▸ **Do this**: Return the items below verbatim, every line unchanged and in its original order.

▸ **Records for processing**:
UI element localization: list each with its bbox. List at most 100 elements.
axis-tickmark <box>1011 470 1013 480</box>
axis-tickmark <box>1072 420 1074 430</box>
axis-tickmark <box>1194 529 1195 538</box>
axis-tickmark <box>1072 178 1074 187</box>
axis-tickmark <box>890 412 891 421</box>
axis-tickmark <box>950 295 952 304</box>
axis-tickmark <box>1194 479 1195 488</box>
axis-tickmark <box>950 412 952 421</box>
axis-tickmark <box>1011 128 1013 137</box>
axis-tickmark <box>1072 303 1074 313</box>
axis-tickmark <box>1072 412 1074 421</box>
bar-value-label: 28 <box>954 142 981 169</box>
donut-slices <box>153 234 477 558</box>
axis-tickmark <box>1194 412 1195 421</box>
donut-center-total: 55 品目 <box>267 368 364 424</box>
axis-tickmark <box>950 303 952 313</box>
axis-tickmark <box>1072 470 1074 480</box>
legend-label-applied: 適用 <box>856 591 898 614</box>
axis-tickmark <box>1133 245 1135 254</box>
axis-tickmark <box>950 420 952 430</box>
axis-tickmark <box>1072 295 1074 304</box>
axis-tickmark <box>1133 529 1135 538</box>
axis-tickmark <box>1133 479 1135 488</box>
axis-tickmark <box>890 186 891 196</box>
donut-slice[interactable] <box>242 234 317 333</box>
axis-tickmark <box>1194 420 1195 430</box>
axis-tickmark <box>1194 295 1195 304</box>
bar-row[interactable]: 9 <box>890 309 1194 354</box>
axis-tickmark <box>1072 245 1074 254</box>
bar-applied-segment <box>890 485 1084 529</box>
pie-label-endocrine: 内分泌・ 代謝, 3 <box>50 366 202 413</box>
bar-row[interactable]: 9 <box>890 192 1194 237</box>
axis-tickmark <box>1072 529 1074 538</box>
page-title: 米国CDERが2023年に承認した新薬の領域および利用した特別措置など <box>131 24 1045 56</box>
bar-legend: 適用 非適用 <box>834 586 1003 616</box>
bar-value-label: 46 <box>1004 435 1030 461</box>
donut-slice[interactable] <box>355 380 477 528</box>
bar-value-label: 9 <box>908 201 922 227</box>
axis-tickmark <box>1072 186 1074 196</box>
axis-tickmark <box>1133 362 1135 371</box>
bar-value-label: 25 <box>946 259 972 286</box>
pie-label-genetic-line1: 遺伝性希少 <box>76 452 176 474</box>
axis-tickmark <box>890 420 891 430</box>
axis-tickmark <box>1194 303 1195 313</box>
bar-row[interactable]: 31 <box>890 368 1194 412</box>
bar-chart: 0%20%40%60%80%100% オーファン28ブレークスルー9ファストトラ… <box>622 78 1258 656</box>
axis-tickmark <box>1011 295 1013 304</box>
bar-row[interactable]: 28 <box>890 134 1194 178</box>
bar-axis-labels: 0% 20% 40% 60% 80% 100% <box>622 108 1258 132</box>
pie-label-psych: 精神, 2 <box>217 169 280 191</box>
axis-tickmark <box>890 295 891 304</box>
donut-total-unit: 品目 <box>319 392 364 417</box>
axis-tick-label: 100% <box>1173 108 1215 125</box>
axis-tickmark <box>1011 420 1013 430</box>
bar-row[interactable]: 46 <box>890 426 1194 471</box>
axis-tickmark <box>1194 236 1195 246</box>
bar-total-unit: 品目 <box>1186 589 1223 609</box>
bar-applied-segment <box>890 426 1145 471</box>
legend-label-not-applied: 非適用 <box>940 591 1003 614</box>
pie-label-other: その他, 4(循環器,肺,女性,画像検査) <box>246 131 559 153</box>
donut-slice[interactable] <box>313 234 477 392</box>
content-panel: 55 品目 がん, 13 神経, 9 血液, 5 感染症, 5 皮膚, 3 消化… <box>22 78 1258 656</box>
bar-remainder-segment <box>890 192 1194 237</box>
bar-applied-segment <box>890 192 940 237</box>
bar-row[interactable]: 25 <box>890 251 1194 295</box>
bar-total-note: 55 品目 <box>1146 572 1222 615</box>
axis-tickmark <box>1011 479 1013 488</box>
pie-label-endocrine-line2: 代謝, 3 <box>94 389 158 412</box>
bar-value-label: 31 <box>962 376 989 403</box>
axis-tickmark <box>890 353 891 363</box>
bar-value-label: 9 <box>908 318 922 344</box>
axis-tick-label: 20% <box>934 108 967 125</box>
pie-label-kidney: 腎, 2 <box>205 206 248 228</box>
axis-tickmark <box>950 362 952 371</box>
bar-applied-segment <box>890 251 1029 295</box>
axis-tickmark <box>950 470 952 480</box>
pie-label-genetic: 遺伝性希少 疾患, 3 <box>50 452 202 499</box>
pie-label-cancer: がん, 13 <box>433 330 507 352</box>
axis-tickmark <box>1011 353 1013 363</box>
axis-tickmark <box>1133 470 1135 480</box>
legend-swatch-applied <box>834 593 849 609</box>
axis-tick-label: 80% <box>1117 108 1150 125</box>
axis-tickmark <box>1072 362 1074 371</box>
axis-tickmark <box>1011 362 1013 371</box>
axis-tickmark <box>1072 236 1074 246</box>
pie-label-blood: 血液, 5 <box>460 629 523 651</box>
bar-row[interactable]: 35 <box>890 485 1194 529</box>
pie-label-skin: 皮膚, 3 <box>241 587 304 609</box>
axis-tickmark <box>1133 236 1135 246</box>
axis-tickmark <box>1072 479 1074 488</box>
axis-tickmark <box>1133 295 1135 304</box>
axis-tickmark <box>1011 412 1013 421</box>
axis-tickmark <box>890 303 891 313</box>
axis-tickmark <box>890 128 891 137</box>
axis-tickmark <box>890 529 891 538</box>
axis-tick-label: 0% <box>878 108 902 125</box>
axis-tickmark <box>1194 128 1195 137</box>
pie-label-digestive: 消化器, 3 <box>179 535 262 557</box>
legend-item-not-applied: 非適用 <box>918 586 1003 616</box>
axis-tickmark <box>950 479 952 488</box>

▸ **The response**:
UI element localization: list each with its bbox. List at most 100 elements.
axis-tickmark <box>1011 470 1013 480</box>
axis-tickmark <box>1072 420 1074 430</box>
axis-tickmark <box>1194 529 1195 538</box>
axis-tickmark <box>1072 178 1074 187</box>
axis-tickmark <box>890 412 891 421</box>
axis-tickmark <box>950 295 952 304</box>
axis-tickmark <box>1194 479 1195 488</box>
axis-tickmark <box>950 412 952 421</box>
axis-tickmark <box>1011 128 1013 137</box>
axis-tickmark <box>1072 303 1074 313</box>
axis-tickmark <box>1072 412 1074 421</box>
bar-value-label: 28 <box>954 142 981 169</box>
donut-slices <box>153 234 477 558</box>
axis-tickmark <box>1194 412 1195 421</box>
donut-center-total: 55 品目 <box>267 368 364 424</box>
axis-tickmark <box>950 303 952 313</box>
axis-tickmark <box>1072 470 1074 480</box>
legend-label-applied: 適用 <box>856 591 898 614</box>
axis-tickmark <box>1133 245 1135 254</box>
axis-tickmark <box>950 420 952 430</box>
axis-tickmark <box>1072 295 1074 304</box>
axis-tickmark <box>1133 529 1135 538</box>
axis-tickmark <box>1133 479 1135 488</box>
axis-tickmark <box>890 186 891 196</box>
donut-slice[interactable] <box>242 234 317 333</box>
axis-tickmark <box>1194 420 1195 430</box>
axis-tickmark <box>1194 295 1195 304</box>
bar-row[interactable]: 9 <box>890 309 1194 354</box>
axis-tickmark <box>1072 245 1074 254</box>
bar-applied-segment <box>890 485 1084 529</box>
pie-label-endocrine: 内分泌・ 代謝, 3 <box>50 366 202 413</box>
bar-row[interactable]: 9 <box>890 192 1194 237</box>
axis-tickmark <box>1072 529 1074 538</box>
page-title: 米国CDERが2023年に承認した新薬の領域および利用した特別措置など <box>131 24 1045 56</box>
bar-legend: 適用 非適用 <box>834 586 1003 616</box>
bar-value-label: 46 <box>1004 435 1030 461</box>
donut-slice[interactable] <box>355 380 477 528</box>
bar-value-label: 9 <box>908 201 922 227</box>
axis-tickmark <box>1072 186 1074 196</box>
axis-tickmark <box>1133 362 1135 371</box>
bar-value-label: 25 <box>946 259 972 286</box>
pie-label-genetic-line1: 遺伝性希少 <box>76 452 176 474</box>
axis-tickmark <box>890 420 891 430</box>
axis-tickmark <box>1194 303 1195 313</box>
bar-row[interactable]: 31 <box>890 368 1194 412</box>
bar-chart: 0%20%40%60%80%100% オーファン28ブレークスルー9ファストトラ… <box>622 78 1258 656</box>
axis-tickmark <box>1011 295 1013 304</box>
bar-row[interactable]: 28 <box>890 134 1194 178</box>
bar-axis-labels: 0% 20% 40% 60% 80% 100% <box>622 108 1258 132</box>
pie-label-psych: 精神, 2 <box>217 169 280 191</box>
axis-tickmark <box>890 295 891 304</box>
donut-total-unit: 品目 <box>319 392 364 417</box>
axis-tick-label: 100% <box>1173 108 1215 125</box>
axis-tickmark <box>1011 420 1013 430</box>
bar-row[interactable]: 46 <box>890 426 1194 471</box>
axis-tickmark <box>1194 236 1195 246</box>
bar-total-unit: 品目 <box>1186 589 1223 609</box>
bar-applied-segment <box>890 426 1145 471</box>
legend-label-not-applied: 非適用 <box>940 591 1003 614</box>
pie-label-other: その他, 4(循環器,肺,女性,画像検査) <box>246 131 559 153</box>
donut-slice[interactable] <box>313 234 477 392</box>
content-panel: 55 品目 がん, 13 神経, 9 血液, 5 感染症, 5 皮膚, 3 消化… <box>22 78 1258 656</box>
bar-remainder-segment <box>890 192 1194 237</box>
bar-applied-segment <box>890 192 940 237</box>
bar-row[interactable]: 25 <box>890 251 1194 295</box>
bar-total-note: 55 品目 <box>1146 572 1222 615</box>
axis-tickmark <box>1011 479 1013 488</box>
pie-label-endocrine-line2: 代謝, 3 <box>94 389 158 412</box>
bar-value-label: 31 <box>962 376 989 403</box>
axis-tickmark <box>890 353 891 363</box>
bar-value-label: 9 <box>908 318 922 344</box>
axis-tick-label: 20% <box>934 108 967 125</box>
pie-label-kidney: 腎, 2 <box>205 206 248 228</box>
axis-tickmark <box>950 362 952 371</box>
bar-applied-segment <box>890 251 1029 295</box>
axis-tickmark <box>950 470 952 480</box>
pie-label-genetic: 遺伝性希少 疾患, 3 <box>50 452 202 499</box>
pie-label-cancer: がん, 13 <box>433 330 507 352</box>
axis-tickmark <box>1011 353 1013 363</box>
axis-tickmark <box>1133 470 1135 480</box>
legend-swatch-applied <box>834 593 849 609</box>
axis-tick-label: 80% <box>1117 108 1150 125</box>
axis-tickmark <box>1072 362 1074 371</box>
axis-tickmark <box>1011 362 1013 371</box>
axis-tickmark <box>1072 236 1074 246</box>
pie-label-blood: 血液, 5 <box>460 629 523 651</box>
bar-row[interactable]: 35 <box>890 485 1194 529</box>
pie-label-skin: 皮膚, 3 <box>241 587 304 609</box>
axis-tickmark <box>1133 236 1135 246</box>
axis-tickmark <box>1072 479 1074 488</box>
axis-tickmark <box>1133 295 1135 304</box>
axis-tickmark <box>1011 412 1013 421</box>
axis-tickmark <box>890 303 891 313</box>
axis-tickmark <box>890 128 891 137</box>
axis-tickmark <box>890 529 891 538</box>
axis-tick-label: 0% <box>878 108 902 125</box>
axis-tickmark <box>1194 128 1195 137</box>
pie-label-digestive: 消化器, 3 <box>179 535 262 557</box>
legend-item-not-applied: 非適用 <box>918 586 1003 616</box>
axis-tickmark <box>950 479 952 488</box>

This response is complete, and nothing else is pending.